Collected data
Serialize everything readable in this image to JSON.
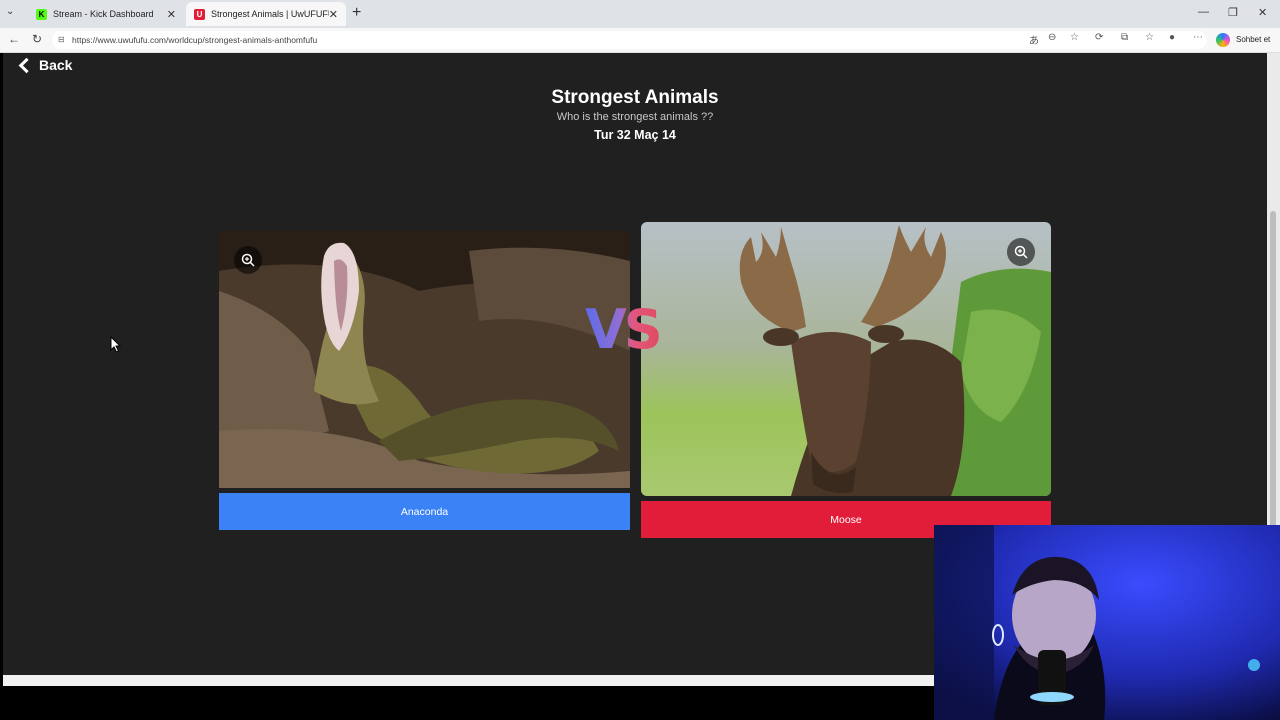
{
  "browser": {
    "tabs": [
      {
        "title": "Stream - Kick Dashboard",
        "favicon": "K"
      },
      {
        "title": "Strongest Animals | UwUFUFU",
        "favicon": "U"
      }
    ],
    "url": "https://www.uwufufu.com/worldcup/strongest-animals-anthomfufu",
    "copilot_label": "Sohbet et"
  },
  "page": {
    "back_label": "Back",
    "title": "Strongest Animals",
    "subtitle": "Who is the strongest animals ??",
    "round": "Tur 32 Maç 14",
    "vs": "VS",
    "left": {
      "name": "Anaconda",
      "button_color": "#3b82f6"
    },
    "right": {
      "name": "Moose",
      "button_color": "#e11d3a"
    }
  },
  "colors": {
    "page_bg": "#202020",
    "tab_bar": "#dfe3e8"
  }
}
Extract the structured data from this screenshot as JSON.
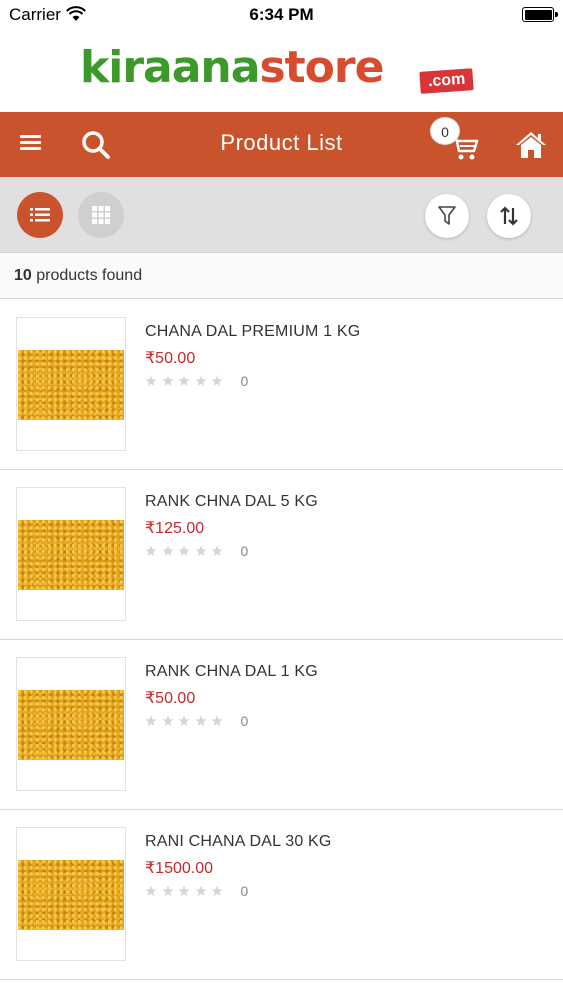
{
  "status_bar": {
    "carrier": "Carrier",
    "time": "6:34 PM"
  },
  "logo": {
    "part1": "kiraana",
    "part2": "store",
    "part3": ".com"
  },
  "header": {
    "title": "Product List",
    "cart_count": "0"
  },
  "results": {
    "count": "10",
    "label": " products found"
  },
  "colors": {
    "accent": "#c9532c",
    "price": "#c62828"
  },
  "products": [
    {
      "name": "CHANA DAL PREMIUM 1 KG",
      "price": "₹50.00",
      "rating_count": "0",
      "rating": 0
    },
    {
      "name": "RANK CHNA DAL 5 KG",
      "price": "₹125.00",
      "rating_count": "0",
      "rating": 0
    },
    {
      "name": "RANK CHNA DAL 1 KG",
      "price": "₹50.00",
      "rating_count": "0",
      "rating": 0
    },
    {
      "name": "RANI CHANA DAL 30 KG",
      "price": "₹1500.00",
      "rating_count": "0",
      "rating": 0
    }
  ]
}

→ **Task prompt**
Set down all the entries exactly as they appear, but skip any pictures.

→ **Written solution**
Serialize everything readable in this image to JSON.
{
  "browser": {
    "tabs": [
      {
        "title": "Stream - Kick Dashboard",
        "favicon": "K"
      },
      {
        "title": "Strongest Animals | UwUFUFU",
        "favicon": "U"
      }
    ],
    "url": "https://www.uwufufu.com/worldcup/strongest-animals-anthomfufu",
    "copilot_label": "Sohbet et"
  },
  "page": {
    "back_label": "Back",
    "title": "Strongest Animals",
    "subtitle": "Who is the strongest animals ??",
    "round": "Tur 32 Maç 14",
    "vs": "VS",
    "left": {
      "name": "Anaconda",
      "button_color": "#3b82f6"
    },
    "right": {
      "name": "Moose",
      "button_color": "#e11d3a"
    }
  },
  "colors": {
    "page_bg": "#202020",
    "tab_bar": "#dfe3e8"
  }
}
Extract the structured data from this screenshot as JSON.
{
  "status_bar": {
    "carrier": "Carrier",
    "time": "6:34 PM"
  },
  "logo": {
    "part1": "kiraana",
    "part2": "store",
    "part3": ".com"
  },
  "header": {
    "title": "Product List",
    "cart_count": "0"
  },
  "results": {
    "count": "10",
    "label": " products found"
  },
  "colors": {
    "accent": "#c9532c",
    "price": "#c62828"
  },
  "products": [
    {
      "name": "CHANA DAL PREMIUM 1 KG",
      "price": "₹50.00",
      "rating_count": "0",
      "rating": 0
    },
    {
      "name": "RANK CHNA DAL 5 KG",
      "price": "₹125.00",
      "rating_count": "0",
      "rating": 0
    },
    {
      "name": "RANK CHNA DAL 1 KG",
      "price": "₹50.00",
      "rating_count": "0",
      "rating": 0
    },
    {
      "name": "RANI CHANA DAL 30 KG",
      "price": "₹1500.00",
      "rating_count": "0",
      "rating": 0
    }
  ]
}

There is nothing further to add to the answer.